Work to do:
State how many lines in the records hold the word "those", giving the number and no other text.

----- Source data

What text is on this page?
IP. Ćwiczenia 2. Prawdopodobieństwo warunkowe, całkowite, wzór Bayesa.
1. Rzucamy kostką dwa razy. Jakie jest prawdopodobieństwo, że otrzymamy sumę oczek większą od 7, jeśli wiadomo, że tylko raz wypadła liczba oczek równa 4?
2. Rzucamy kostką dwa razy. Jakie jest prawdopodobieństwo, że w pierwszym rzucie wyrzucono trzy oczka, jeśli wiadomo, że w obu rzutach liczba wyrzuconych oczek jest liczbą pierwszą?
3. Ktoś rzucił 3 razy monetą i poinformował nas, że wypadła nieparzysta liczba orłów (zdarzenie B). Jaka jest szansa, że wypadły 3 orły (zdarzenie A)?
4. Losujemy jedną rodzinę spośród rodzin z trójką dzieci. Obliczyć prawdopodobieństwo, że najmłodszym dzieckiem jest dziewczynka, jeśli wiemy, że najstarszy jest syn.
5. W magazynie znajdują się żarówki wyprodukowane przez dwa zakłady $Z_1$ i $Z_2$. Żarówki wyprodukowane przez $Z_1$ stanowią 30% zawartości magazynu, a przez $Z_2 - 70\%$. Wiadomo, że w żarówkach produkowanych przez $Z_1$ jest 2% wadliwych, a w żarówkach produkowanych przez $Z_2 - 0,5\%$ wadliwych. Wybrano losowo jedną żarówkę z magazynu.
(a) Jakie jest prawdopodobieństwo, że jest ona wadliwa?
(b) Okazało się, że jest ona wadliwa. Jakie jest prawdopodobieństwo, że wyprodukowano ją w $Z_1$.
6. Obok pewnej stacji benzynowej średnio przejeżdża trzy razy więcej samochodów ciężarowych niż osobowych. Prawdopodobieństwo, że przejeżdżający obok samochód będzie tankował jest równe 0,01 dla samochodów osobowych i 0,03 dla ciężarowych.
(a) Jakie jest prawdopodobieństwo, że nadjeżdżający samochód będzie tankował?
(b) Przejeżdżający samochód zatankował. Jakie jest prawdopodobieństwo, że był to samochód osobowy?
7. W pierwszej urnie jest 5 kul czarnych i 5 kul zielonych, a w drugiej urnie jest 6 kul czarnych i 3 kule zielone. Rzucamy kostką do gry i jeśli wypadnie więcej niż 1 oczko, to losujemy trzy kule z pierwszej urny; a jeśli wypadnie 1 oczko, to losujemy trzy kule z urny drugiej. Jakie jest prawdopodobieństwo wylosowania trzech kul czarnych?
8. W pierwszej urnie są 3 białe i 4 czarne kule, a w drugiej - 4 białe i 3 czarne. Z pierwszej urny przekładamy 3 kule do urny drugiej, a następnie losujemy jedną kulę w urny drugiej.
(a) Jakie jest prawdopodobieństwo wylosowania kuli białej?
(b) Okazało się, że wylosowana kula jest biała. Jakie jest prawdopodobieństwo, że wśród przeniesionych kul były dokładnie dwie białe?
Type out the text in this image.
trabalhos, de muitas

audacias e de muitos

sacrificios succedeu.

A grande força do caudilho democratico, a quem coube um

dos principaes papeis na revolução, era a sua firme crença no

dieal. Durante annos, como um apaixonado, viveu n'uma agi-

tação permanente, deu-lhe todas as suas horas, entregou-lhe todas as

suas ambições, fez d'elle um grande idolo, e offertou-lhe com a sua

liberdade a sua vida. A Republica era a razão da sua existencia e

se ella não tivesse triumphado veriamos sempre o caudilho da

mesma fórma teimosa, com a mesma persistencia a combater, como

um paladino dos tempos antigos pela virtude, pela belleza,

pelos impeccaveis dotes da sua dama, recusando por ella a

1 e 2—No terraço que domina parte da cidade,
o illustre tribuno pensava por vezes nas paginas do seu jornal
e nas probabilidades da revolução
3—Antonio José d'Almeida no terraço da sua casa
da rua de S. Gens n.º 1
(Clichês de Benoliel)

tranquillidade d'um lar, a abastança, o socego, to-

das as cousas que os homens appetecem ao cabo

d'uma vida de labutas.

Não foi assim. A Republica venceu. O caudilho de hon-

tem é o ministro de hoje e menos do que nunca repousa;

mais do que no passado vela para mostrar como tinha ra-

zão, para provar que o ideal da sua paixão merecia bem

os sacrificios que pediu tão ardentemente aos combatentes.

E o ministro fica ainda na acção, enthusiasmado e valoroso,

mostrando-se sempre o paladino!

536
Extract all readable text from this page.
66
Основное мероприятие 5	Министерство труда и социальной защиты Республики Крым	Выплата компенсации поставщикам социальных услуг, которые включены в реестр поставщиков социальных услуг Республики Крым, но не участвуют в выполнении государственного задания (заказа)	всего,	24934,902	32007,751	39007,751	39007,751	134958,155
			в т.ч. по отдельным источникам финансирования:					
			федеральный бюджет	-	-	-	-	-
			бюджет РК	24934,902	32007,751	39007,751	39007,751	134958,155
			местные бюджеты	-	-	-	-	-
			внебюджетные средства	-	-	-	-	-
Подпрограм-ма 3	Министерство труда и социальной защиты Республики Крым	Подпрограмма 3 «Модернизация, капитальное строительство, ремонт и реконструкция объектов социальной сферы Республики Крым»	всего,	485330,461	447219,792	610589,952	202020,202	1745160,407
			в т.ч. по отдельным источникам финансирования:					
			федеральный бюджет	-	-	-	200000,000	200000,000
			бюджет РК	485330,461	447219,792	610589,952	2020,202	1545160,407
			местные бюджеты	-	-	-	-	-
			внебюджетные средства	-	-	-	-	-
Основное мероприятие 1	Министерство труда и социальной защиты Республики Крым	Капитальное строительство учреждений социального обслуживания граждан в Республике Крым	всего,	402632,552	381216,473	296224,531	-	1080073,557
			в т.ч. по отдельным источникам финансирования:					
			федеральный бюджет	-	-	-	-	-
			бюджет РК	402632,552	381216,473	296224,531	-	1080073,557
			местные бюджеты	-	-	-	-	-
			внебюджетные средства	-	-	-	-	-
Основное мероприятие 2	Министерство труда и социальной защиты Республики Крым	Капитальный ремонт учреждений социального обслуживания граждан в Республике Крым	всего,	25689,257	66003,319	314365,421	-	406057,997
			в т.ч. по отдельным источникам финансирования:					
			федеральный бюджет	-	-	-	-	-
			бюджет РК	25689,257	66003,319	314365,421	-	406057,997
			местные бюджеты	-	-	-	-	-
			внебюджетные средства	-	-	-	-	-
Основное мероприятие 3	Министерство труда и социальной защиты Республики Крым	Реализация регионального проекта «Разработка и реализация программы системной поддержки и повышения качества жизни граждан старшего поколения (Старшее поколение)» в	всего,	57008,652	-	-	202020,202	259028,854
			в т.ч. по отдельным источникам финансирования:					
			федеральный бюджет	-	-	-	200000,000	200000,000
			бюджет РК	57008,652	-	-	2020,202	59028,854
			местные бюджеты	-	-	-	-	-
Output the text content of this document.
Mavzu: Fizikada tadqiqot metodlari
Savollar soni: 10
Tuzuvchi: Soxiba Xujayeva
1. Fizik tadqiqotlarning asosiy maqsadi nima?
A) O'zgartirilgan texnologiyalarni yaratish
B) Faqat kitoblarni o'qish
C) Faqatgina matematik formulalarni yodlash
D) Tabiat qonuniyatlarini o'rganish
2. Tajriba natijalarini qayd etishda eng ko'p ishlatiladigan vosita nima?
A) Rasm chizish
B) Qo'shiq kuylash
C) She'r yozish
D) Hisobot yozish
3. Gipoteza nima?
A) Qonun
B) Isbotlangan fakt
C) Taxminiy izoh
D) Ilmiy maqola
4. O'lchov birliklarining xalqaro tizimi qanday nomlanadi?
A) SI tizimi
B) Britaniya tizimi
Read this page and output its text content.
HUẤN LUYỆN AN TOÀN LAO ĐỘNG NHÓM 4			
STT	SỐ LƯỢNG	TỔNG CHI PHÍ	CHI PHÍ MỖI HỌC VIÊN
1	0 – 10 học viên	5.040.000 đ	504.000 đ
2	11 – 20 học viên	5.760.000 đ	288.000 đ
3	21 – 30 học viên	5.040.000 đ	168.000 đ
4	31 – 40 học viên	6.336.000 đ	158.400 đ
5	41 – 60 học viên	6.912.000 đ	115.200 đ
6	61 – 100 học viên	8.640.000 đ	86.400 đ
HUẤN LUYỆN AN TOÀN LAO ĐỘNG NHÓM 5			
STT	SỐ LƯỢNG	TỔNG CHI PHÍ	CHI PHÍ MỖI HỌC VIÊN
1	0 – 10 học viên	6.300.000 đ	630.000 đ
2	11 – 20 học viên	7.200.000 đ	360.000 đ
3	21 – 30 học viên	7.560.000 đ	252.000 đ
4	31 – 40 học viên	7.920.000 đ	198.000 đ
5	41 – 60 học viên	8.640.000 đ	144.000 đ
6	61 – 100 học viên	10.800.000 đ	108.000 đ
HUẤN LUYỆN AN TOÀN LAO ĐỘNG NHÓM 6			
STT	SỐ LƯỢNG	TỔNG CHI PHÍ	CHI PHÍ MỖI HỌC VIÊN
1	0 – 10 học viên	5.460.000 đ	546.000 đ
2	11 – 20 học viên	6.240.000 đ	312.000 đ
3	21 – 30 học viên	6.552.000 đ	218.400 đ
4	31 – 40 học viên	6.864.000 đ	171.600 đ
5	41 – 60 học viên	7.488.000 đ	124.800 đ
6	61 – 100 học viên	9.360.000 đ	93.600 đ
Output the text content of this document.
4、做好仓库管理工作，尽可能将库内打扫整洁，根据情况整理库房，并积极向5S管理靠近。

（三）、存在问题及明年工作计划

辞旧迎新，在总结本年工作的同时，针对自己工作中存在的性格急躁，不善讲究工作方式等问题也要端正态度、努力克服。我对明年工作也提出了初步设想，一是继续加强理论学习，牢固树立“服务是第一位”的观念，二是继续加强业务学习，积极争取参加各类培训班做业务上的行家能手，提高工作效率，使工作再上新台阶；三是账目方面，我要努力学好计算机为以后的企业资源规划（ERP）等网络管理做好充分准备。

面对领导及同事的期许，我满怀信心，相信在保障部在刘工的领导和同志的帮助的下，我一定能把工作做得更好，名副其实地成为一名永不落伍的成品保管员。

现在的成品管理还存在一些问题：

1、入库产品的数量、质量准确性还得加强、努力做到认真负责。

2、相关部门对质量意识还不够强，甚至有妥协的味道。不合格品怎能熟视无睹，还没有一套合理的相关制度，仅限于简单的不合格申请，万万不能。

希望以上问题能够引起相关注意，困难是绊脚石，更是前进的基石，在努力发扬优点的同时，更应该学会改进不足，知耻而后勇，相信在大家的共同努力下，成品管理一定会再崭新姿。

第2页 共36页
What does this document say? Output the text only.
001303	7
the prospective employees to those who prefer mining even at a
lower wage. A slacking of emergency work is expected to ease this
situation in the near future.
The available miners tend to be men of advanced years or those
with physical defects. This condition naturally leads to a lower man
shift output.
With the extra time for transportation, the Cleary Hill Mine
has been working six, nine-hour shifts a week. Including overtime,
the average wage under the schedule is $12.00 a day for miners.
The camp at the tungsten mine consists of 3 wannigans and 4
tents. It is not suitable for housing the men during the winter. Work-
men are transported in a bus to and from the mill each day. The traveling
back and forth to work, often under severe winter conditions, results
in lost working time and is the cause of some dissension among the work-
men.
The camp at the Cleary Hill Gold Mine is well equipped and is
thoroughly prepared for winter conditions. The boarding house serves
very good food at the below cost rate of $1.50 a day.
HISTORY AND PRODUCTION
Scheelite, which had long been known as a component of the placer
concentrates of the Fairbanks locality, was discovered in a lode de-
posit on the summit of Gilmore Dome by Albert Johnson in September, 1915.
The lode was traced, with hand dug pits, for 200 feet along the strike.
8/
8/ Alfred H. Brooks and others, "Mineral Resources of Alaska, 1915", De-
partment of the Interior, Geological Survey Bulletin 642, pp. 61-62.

----------

Finished answer:
2